> **Aim**
Set down the data below without change, skipping the pictures it holds.

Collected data
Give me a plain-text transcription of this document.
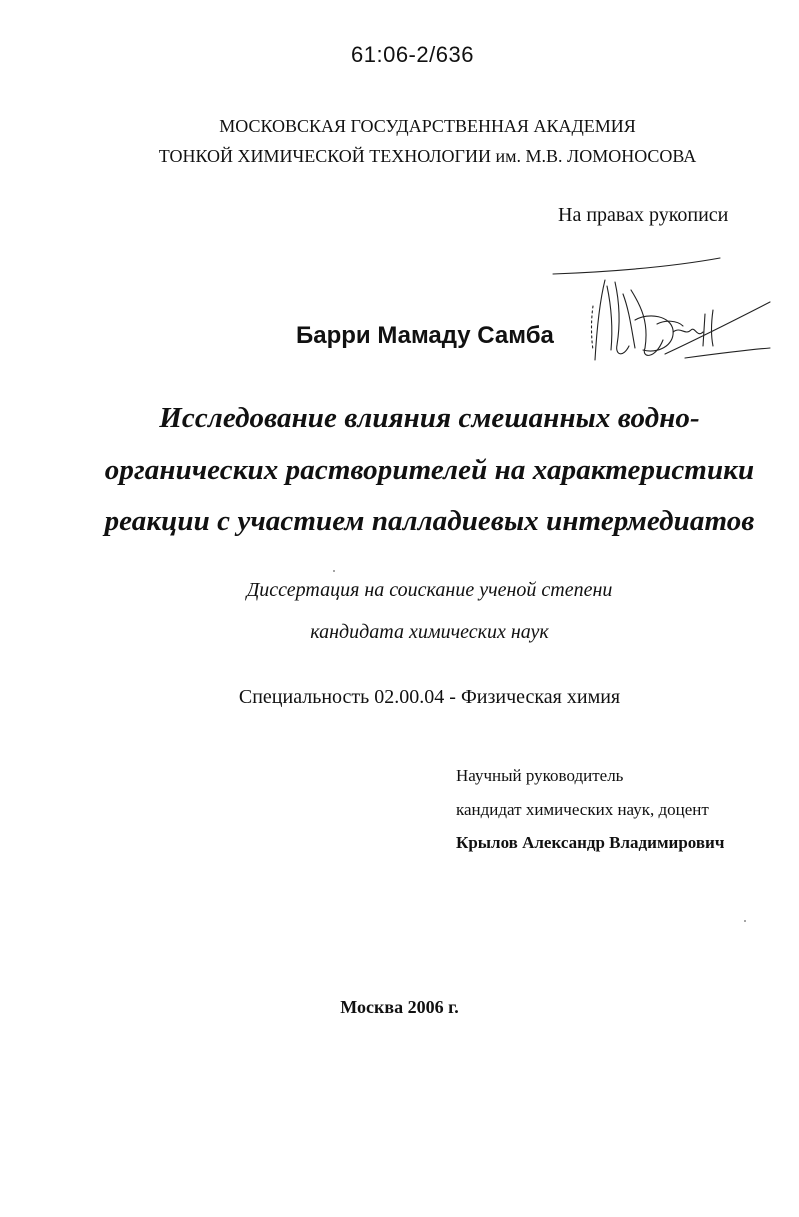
61:06-2/636
МОСКОВСКАЯ ГОСУДАРСТВЕННАЯ АКАДЕМИЯ
ТОНКОЙ ХИМИЧЕСКОЙ ТЕХНОЛОГИИ им. М.В. ЛОМОНОСОВА
На правах рукописи
Барри Мамаду Самба
Исследование влияния смешанных водно-
органических растворителей на характеристики
реакции с участием палладиевых интермедиатов
Диссертация на соискание ученой степени
кандидата химических наук
Специальность 02.00.04 - Физическая химия
Научный руководитель
кандидат химических наук, доцент
Крылов Александр Владимирович
Москва 2006 г.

> **Exercise output**
Give me a plain-text transcription of this document.
61:06-2/636
МОСКОВСКАЯ ГОСУДАРСТВЕННАЯ АКАДЕМИЯ
ТОНКОЙ ХИМИЧЕСКОЙ ТЕХНОЛОГИИ им. М.В. ЛОМОНОСОВА
На правах рукописи
Барри Мамаду Самба
Исследование влияния смешанных водно-
органических растворителей на характеристики
реакции с участием палладиевых интермедиатов
Диссертация на соискание ученой степени
кандидата химических наук
Специальность 02.00.04 - Физическая химия
Научный руководитель
кандидат химических наук, доцент
Крылов Александр Владимирович
Москва 2006 г.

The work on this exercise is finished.